* [Task directions]
Search the data below for the word "jami" and copy each line that holds it.

* [Data section]
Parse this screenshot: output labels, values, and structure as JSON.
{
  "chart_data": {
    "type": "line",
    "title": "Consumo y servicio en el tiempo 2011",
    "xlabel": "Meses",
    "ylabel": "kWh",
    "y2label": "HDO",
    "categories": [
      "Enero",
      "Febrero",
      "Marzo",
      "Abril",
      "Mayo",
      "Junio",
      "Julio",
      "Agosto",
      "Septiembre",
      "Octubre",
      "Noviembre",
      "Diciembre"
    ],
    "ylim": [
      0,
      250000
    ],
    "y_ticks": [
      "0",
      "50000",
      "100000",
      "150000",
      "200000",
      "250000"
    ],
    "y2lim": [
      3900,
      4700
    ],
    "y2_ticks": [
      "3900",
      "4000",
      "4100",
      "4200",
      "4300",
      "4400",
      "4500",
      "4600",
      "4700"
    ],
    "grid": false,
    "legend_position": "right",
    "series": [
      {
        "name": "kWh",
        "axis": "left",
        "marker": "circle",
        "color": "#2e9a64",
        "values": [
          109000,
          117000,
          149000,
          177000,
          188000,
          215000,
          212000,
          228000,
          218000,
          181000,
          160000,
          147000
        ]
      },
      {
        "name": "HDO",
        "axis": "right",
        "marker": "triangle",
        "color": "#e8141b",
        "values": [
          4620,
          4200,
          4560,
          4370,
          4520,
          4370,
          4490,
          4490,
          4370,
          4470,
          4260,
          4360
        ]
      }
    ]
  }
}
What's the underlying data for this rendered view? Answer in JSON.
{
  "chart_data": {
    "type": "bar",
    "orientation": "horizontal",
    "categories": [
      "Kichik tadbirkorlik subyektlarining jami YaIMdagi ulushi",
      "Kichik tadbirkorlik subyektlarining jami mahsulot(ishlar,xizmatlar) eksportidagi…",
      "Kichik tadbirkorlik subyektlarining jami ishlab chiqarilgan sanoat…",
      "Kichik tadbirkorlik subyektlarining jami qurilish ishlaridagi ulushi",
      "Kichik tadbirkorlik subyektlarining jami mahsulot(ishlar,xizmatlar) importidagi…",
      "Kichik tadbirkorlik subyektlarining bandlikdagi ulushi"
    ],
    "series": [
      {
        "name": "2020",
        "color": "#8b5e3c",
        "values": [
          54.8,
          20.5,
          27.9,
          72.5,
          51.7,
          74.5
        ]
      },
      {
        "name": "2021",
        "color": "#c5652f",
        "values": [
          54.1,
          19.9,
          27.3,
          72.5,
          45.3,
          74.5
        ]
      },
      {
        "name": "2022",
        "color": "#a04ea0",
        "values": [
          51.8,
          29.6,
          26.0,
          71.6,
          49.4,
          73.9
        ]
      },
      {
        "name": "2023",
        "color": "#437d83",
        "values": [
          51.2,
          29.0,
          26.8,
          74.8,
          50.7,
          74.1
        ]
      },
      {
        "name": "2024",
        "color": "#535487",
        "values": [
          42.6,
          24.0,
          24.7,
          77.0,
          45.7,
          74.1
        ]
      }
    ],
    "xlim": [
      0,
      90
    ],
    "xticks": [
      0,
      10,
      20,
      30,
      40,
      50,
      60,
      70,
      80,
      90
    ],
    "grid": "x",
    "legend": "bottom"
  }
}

* * *

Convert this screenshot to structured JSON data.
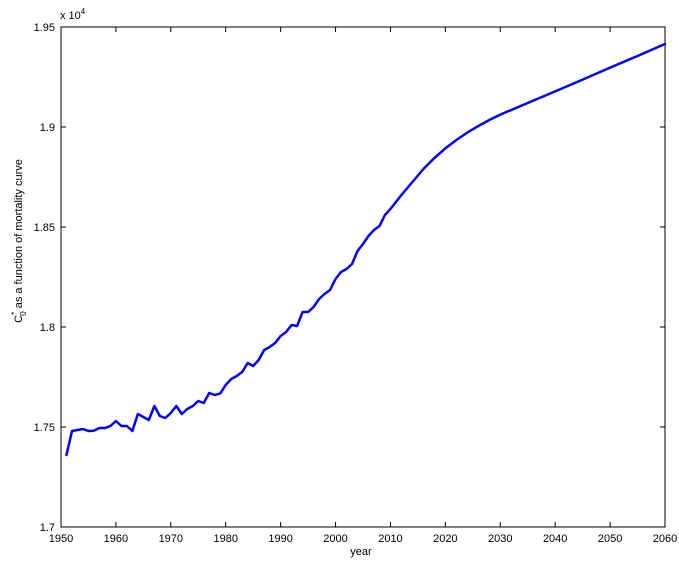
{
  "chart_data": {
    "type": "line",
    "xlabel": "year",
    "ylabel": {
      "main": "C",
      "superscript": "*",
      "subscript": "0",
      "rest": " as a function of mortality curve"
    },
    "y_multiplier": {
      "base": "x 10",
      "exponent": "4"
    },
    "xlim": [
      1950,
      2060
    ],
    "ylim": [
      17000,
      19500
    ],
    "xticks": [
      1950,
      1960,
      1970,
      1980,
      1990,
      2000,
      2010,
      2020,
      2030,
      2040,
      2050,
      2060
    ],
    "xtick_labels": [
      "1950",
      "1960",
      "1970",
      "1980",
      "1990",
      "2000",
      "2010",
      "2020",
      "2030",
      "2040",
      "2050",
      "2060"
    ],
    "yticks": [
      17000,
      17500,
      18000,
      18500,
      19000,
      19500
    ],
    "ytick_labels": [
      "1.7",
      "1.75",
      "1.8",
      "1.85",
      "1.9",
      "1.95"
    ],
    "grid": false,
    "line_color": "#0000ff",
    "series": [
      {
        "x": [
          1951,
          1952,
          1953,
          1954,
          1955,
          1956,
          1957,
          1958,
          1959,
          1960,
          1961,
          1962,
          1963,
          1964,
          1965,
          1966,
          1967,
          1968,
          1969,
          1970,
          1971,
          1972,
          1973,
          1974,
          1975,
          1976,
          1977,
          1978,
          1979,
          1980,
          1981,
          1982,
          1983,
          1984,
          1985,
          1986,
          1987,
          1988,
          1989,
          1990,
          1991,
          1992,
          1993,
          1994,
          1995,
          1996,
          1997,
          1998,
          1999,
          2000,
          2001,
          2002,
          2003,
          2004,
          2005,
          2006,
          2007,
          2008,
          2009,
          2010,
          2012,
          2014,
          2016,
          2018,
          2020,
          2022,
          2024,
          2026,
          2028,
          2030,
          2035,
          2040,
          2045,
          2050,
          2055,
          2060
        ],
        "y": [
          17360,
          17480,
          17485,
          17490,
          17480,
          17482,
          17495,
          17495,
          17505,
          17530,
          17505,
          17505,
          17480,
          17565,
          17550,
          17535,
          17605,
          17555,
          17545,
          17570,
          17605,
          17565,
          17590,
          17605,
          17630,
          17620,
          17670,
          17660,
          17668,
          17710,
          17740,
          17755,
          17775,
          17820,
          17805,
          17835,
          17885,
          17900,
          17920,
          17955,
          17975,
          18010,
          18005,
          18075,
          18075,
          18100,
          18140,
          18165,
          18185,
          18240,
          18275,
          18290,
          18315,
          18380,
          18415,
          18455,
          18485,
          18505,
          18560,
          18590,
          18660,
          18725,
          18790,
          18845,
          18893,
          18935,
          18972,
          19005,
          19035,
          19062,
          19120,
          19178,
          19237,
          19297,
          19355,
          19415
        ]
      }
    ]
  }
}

* [Answer to this exercise]
      "Kichik tadbirkorlik subyektlarining jami YaIMdagi ulushi",
      "Kichik tadbirkorlik subyektlarining jami mahsulot(ishlar,xizmatlar) eksportidagi…",
      "Kichik tadbirkorlik subyektlarining jami ishlab chiqarilgan sanoat…",
      "Kichik tadbirkorlik subyektlarining jami qurilish ishlaridagi ulushi",
      "Kichik tadbirkorlik subyektlarining jami mahsulot(ishlar,xizmatlar) importidagi…",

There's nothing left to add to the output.